> INFORMATION PROVIDED
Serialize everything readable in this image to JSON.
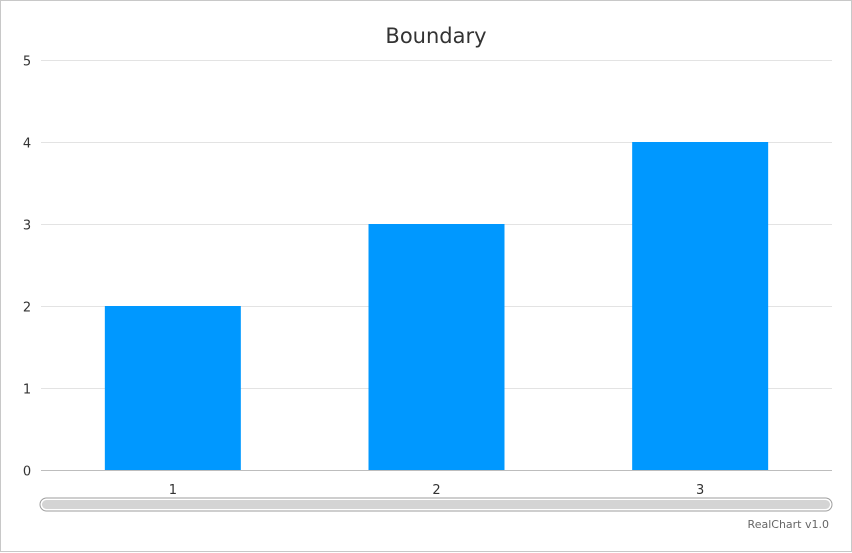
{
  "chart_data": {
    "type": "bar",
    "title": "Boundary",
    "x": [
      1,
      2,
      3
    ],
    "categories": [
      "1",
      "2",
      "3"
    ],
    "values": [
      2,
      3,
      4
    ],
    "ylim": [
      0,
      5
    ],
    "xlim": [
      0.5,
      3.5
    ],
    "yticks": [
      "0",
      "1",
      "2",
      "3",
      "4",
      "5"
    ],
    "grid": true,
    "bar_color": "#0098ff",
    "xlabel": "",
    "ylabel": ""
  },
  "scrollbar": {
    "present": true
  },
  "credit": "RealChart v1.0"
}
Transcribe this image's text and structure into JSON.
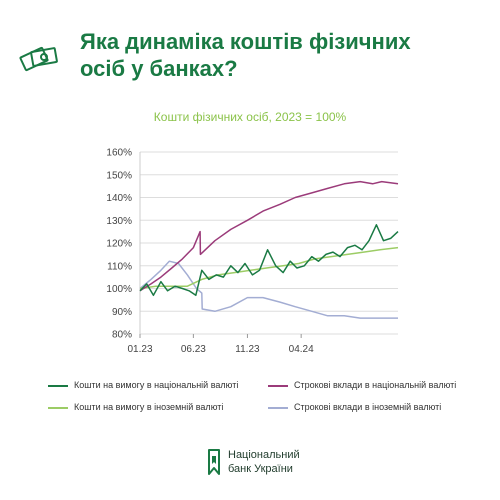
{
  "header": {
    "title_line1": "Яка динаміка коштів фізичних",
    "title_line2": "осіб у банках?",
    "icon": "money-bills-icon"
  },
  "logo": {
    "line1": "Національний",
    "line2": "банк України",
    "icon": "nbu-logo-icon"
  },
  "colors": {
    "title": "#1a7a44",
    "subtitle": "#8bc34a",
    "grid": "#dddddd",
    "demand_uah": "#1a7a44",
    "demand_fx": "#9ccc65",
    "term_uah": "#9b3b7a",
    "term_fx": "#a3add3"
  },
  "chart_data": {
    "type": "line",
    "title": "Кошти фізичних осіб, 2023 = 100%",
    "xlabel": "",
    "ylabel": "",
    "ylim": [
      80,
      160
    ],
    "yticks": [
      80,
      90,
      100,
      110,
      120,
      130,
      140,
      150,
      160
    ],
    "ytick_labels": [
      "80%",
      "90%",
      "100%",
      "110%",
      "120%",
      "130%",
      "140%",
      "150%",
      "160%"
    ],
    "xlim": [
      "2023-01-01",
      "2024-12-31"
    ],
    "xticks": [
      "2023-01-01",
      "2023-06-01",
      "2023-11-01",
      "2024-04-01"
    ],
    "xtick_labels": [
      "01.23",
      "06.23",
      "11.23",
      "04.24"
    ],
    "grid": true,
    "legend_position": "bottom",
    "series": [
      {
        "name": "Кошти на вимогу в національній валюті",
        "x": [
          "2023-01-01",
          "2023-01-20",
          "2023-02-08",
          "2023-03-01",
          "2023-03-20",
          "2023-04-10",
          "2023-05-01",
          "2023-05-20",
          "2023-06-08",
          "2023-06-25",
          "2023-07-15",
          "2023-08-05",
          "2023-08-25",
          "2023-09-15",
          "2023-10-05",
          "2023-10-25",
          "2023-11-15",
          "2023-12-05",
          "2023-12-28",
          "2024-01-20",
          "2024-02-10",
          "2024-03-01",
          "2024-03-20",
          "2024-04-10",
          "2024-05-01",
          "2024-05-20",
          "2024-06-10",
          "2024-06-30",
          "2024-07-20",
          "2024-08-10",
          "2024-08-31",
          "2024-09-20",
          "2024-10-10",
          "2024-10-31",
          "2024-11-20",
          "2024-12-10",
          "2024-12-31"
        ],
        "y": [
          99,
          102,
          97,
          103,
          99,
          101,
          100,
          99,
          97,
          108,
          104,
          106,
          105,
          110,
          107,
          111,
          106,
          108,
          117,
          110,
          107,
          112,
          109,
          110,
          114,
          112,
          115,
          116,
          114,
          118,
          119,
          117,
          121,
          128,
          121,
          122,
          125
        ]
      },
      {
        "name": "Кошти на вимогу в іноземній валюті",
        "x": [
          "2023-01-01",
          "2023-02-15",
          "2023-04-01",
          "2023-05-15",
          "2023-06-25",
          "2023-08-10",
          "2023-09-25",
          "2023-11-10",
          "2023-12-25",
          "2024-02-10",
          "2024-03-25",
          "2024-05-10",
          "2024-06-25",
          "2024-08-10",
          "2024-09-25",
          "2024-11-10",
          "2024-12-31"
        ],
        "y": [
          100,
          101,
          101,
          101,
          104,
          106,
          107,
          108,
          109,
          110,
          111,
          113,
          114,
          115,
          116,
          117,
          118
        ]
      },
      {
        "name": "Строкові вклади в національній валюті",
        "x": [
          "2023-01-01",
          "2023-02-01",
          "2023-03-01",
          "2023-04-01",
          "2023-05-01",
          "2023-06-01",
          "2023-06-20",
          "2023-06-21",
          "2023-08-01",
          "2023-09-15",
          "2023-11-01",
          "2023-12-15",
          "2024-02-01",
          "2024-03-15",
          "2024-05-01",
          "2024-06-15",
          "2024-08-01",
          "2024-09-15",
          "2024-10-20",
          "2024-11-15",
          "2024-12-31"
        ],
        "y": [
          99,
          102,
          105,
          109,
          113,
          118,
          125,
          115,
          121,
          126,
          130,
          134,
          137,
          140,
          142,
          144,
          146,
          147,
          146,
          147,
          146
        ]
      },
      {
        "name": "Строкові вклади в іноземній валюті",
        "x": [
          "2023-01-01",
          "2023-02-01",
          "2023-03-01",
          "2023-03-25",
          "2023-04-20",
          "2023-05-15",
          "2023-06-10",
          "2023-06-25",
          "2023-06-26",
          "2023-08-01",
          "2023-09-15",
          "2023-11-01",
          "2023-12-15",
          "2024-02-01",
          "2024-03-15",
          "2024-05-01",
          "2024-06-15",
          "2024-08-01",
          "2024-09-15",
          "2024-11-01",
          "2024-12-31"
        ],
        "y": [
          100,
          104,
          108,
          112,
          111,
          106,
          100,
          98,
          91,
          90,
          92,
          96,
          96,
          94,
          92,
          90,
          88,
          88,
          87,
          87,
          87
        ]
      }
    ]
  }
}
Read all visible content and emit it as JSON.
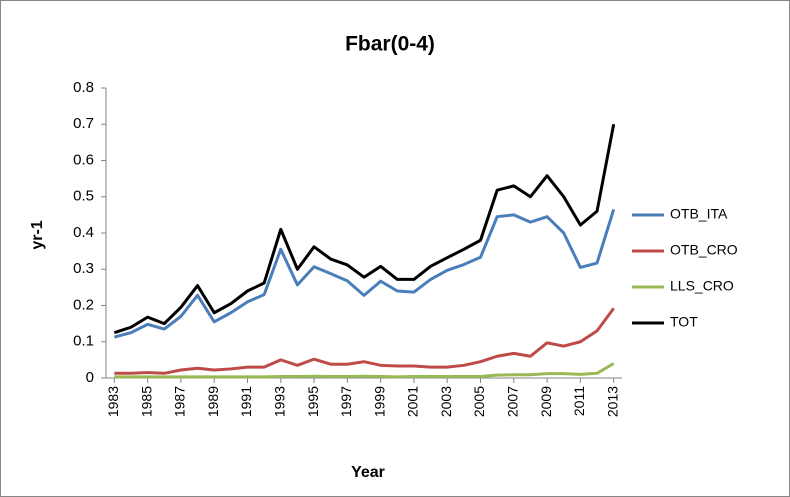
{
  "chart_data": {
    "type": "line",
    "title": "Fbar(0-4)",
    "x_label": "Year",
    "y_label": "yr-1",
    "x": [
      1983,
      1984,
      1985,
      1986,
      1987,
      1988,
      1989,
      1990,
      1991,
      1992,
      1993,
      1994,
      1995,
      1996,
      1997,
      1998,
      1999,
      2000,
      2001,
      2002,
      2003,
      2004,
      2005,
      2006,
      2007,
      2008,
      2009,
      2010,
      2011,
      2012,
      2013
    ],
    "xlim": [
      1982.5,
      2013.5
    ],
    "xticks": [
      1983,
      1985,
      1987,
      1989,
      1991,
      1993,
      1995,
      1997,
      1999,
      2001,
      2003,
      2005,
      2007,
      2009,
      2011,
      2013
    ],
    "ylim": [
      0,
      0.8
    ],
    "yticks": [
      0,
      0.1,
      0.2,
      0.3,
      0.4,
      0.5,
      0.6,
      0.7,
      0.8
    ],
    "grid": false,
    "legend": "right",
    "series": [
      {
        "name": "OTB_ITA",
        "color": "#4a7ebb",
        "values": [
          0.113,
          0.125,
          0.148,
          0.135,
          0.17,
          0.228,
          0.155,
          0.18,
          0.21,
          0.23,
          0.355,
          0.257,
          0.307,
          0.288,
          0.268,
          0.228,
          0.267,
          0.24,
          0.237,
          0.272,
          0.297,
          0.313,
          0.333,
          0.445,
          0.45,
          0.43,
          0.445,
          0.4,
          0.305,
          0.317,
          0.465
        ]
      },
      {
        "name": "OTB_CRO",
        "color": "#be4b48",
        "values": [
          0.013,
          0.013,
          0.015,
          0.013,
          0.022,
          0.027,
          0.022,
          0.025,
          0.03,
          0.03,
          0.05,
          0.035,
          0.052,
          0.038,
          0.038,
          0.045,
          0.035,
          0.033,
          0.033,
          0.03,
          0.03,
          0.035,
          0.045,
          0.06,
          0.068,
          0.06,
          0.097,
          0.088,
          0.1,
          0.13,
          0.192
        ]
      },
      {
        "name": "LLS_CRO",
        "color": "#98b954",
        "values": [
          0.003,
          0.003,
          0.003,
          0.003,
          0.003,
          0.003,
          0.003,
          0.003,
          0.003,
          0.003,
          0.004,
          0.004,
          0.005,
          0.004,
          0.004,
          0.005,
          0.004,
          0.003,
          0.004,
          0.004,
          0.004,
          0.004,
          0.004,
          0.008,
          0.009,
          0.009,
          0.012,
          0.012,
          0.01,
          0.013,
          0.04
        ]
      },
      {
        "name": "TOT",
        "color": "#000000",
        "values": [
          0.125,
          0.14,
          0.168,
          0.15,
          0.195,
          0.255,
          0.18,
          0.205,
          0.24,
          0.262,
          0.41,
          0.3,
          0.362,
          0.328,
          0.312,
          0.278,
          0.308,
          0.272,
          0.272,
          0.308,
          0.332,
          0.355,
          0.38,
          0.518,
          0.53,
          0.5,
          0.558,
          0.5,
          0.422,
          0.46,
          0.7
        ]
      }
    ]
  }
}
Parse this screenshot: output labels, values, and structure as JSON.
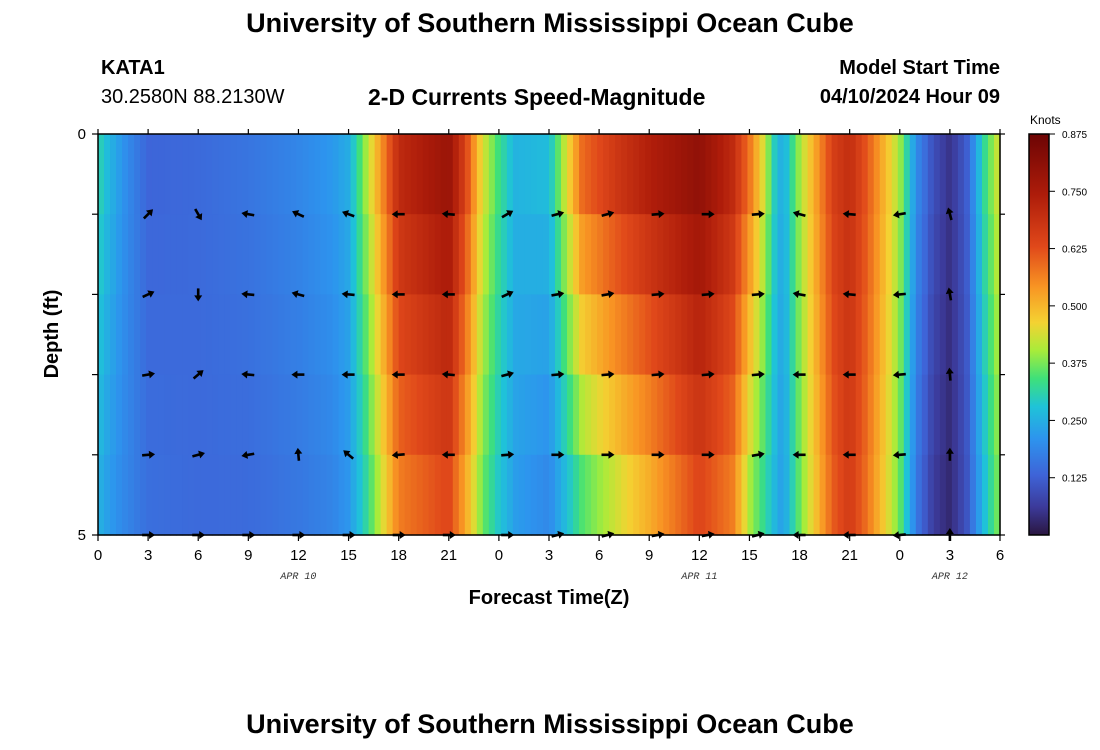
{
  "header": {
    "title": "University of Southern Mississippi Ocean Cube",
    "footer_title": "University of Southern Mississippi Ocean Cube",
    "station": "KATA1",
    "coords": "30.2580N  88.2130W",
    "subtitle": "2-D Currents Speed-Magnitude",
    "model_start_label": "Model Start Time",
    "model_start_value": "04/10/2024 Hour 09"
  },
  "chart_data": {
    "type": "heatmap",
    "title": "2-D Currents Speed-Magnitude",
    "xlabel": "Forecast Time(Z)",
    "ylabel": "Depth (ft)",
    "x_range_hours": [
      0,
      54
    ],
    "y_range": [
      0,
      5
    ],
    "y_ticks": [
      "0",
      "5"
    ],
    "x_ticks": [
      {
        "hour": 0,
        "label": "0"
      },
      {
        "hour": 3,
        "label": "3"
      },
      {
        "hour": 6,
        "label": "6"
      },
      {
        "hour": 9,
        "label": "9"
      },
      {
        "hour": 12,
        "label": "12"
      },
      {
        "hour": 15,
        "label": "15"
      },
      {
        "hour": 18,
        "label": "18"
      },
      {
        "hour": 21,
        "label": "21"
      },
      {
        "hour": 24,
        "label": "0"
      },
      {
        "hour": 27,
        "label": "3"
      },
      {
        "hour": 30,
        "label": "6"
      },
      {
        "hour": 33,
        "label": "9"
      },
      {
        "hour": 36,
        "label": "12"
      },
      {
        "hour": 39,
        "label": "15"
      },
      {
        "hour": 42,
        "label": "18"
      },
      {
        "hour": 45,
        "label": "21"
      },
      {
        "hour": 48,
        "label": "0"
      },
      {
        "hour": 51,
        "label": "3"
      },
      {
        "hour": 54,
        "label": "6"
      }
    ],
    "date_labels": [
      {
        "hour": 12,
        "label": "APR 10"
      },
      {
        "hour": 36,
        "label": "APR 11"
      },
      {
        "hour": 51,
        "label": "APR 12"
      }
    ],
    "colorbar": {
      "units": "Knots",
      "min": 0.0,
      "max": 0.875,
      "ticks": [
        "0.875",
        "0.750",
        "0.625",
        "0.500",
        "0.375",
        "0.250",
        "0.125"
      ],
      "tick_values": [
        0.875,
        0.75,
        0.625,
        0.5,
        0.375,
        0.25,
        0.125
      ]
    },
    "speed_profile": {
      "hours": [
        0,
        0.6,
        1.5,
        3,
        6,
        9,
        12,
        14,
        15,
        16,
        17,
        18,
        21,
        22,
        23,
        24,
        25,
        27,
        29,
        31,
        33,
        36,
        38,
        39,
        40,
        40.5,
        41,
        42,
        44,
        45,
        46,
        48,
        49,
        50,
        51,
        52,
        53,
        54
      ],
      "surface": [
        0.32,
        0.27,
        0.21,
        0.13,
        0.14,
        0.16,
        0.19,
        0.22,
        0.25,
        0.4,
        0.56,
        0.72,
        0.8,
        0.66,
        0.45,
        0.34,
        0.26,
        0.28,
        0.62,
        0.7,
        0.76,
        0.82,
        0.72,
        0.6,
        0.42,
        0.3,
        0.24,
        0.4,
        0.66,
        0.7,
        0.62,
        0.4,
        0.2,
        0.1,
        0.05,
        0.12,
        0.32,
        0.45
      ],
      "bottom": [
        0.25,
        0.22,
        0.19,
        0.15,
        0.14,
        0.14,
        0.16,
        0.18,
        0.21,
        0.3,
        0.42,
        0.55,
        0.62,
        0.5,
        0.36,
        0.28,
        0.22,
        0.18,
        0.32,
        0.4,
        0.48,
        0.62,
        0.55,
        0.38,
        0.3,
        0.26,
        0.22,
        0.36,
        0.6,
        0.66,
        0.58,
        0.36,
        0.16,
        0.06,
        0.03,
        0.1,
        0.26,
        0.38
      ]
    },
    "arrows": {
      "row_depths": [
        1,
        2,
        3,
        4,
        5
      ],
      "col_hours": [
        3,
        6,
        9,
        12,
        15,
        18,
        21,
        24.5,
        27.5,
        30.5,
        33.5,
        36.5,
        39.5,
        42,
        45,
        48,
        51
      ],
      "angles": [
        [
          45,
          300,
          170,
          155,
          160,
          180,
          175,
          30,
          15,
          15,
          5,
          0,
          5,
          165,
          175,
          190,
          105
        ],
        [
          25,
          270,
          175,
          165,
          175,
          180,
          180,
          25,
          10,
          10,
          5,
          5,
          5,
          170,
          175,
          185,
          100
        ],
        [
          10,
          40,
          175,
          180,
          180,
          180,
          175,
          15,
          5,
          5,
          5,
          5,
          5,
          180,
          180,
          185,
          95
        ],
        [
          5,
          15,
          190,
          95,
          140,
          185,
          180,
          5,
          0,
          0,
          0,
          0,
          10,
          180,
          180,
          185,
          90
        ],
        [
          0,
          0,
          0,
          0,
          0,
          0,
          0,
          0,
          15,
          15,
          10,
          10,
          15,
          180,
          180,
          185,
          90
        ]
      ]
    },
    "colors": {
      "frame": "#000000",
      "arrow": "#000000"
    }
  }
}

> EXERCISE DETAILS
Check each line of the entries above for the word "this". List the ones that have it.

> COMPLETE OUTPUT
Serialize everything readable in this image to JSON.
Transcribe this image's text and structure into JSON.
Parse this screenshot: output labels, values, and structure as JSON.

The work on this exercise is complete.